* Begin *

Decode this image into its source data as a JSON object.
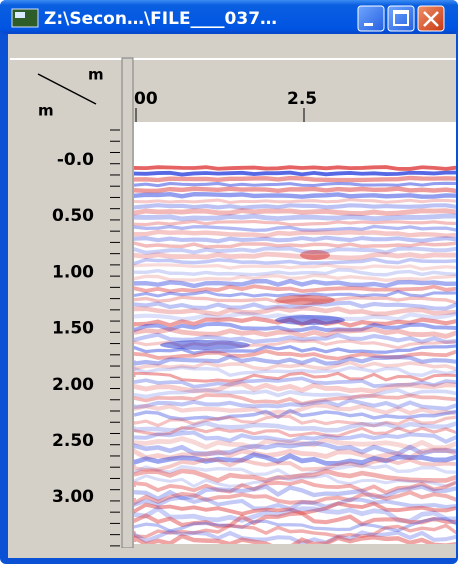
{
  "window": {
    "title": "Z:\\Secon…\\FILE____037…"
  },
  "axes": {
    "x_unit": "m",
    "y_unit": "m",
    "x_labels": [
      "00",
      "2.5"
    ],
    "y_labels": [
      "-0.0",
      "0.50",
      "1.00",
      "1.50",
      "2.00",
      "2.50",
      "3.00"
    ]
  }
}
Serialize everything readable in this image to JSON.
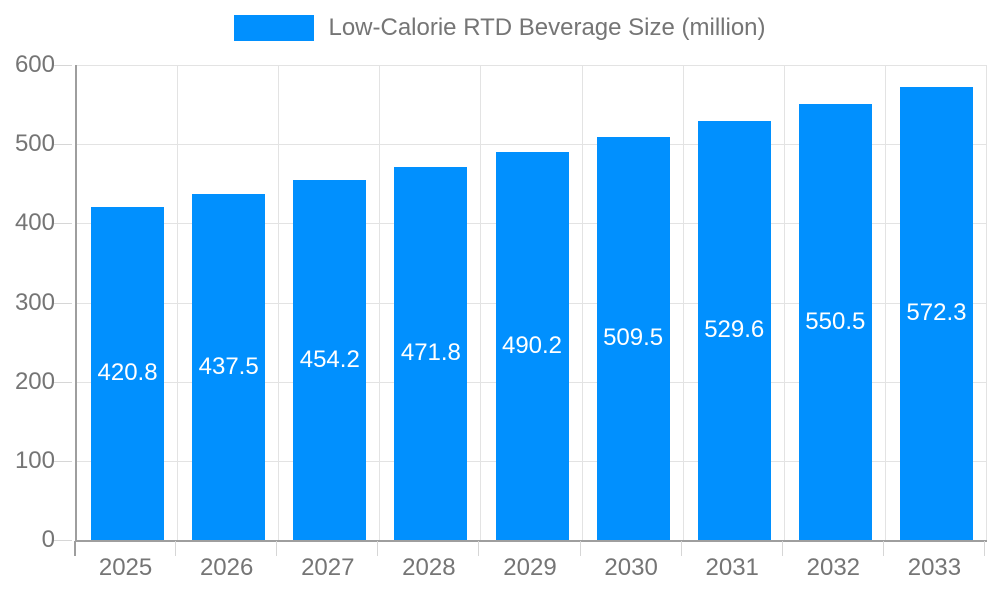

* End *
* Begin *

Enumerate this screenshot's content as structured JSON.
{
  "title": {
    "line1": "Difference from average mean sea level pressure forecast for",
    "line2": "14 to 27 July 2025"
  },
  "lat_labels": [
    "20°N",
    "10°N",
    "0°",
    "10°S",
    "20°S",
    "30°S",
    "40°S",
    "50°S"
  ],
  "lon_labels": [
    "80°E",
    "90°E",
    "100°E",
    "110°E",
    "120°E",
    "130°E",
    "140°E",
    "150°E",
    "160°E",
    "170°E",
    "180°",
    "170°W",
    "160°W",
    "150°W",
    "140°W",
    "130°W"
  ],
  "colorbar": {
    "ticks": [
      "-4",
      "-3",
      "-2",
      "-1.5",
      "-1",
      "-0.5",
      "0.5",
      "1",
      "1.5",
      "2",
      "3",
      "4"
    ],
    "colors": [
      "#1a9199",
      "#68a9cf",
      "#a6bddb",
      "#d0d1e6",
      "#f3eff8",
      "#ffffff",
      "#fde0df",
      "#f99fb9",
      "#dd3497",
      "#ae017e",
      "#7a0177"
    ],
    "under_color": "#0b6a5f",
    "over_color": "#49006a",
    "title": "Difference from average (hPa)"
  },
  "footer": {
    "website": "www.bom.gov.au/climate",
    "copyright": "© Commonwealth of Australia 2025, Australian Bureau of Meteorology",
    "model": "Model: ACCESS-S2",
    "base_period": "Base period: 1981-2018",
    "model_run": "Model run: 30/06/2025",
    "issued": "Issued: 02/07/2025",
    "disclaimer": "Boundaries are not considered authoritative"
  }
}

* End *

- REQUEST: Without the pictures, write out exactly the lines from the one that has "Decode this image" down to the one that has "Serialize everything readable", both included.

- EXERCISE SOLUTION:
Decode this image into its source data as a JSON object.
{
  "window": {
    "title": "Z:\\Secon…\\FILE____037…"
  },
  "axes": {
    "x_unit": "m",
    "y_unit": "m",
    "x_labels": [
      "00",
      "2.5"
    ],
    "y_labels": [
      "-0.0",
      "0.50",
      "1.00",
      "1.50",
      "2.00",
      "2.50",
      "3.00"
    ]
  }
}
Serialize everything readable in this image to JSON.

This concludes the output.